WHAT TO DO:
Spot each line that carries the word "ошибок"; copy those lines.

########################################

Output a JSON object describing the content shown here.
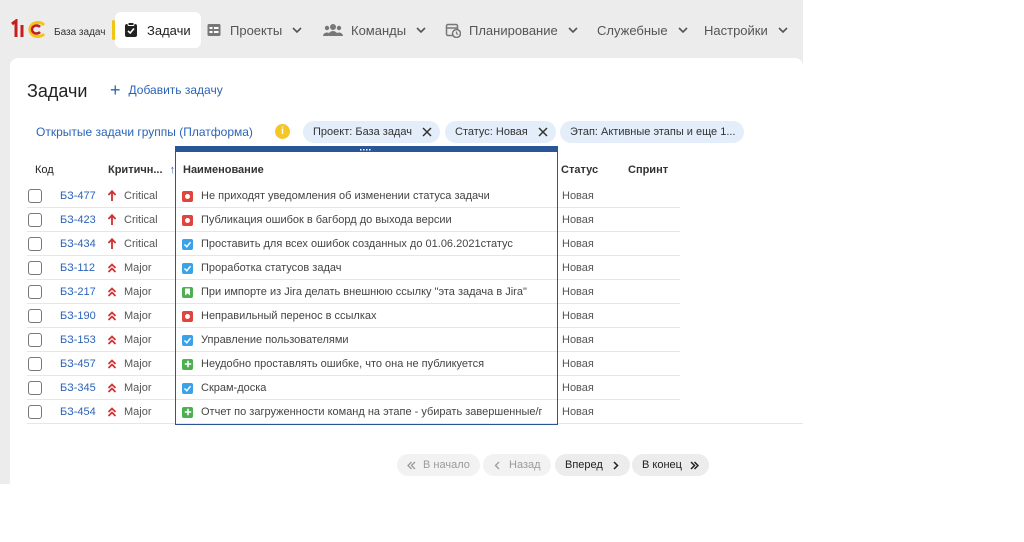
{
  "app": {
    "logo_text": "1С",
    "base_name": "База задач"
  },
  "nav": [
    {
      "label": "Задачи",
      "icon": "clipboard-check-icon",
      "active": true
    },
    {
      "label": "Проекты",
      "icon": "projects-icon"
    },
    {
      "label": "Команды",
      "icon": "team-icon"
    },
    {
      "label": "Планирование",
      "icon": "calendar-clock-icon"
    },
    {
      "label": "Служебные",
      "icon": ""
    },
    {
      "label": "Настройки",
      "icon": ""
    }
  ],
  "page": {
    "title": "Задачи",
    "add_label": "Добавить задачу"
  },
  "filters": {
    "group_link": "Открытые задачи группы (Платформа)",
    "info": "i",
    "chips": [
      "Проект: База задач",
      "Статус: Новая",
      "Этап: Активные этапы и еще 1..."
    ]
  },
  "table": {
    "headers": {
      "code": "Код",
      "criticality": "Критичн...",
      "sort_arrow": "↑",
      "name": "Наименование",
      "status": "Статус",
      "sprint": "Спринт"
    },
    "rows": [
      {
        "code": "БЗ-477",
        "criticality": "Critical",
        "type": "bug",
        "name": "Не приходят уведомления об изменении статуса задачи",
        "status": "Новая"
      },
      {
        "code": "БЗ-423",
        "criticality": "Critical",
        "type": "bug",
        "name": "Публикация ошибок в багборд до выхода версии",
        "status": "Новая"
      },
      {
        "code": "БЗ-434",
        "criticality": "Critical",
        "type": "task",
        "name": "Проставить для всех ошибок созданных до 01.06.2021статус",
        "status": "Новая"
      },
      {
        "code": "БЗ-112",
        "criticality": "Major",
        "type": "task",
        "name": "Проработка статусов задач",
        "status": "Новая"
      },
      {
        "code": "БЗ-217",
        "criticality": "Major",
        "type": "story",
        "name": "При импорте из Jira делать внешнюю ссылку \"эта задача в Jira\"",
        "status": "Новая"
      },
      {
        "code": "БЗ-190",
        "criticality": "Major",
        "type": "bug",
        "name": "Неправильный перенос в ссылках",
        "status": "Новая"
      },
      {
        "code": "БЗ-153",
        "criticality": "Major",
        "type": "task",
        "name": "Управление пользователями",
        "status": "Новая"
      },
      {
        "code": "БЗ-457",
        "criticality": "Major",
        "type": "improvement",
        "name": "Неудобно проставлять ошибке, что она не публикуется",
        "status": "Новая"
      },
      {
        "code": "БЗ-345",
        "criticality": "Major",
        "type": "task",
        "name": "Скрам-доска",
        "status": "Новая"
      },
      {
        "code": "БЗ-454",
        "criticality": "Major",
        "type": "improvement",
        "name": "Отчет по загруженности команд на этапе - убирать завершенные/пуст...",
        "status": "Новая"
      }
    ]
  },
  "pagination": {
    "first": "В начало",
    "prev": "Назад",
    "next": "Вперед",
    "last": "В конец"
  },
  "colors": {
    "accent": "#2a64b8",
    "critical": "#d03030",
    "bug": "#e0443e",
    "task": "#3aa2e8",
    "story": "#4caf50",
    "improvement": "#4caf50",
    "selected_border": "#2a5596",
    "chip_bg": "#e3eefa",
    "active_marker": "#f2c511"
  }
}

########################################

REPLY TO THE EXERCISE:
        "name": "Публикация ошибок в багборд до выхода версии",
        "name": "Проставить для всех ошибок созданных до 01.06.2021статус",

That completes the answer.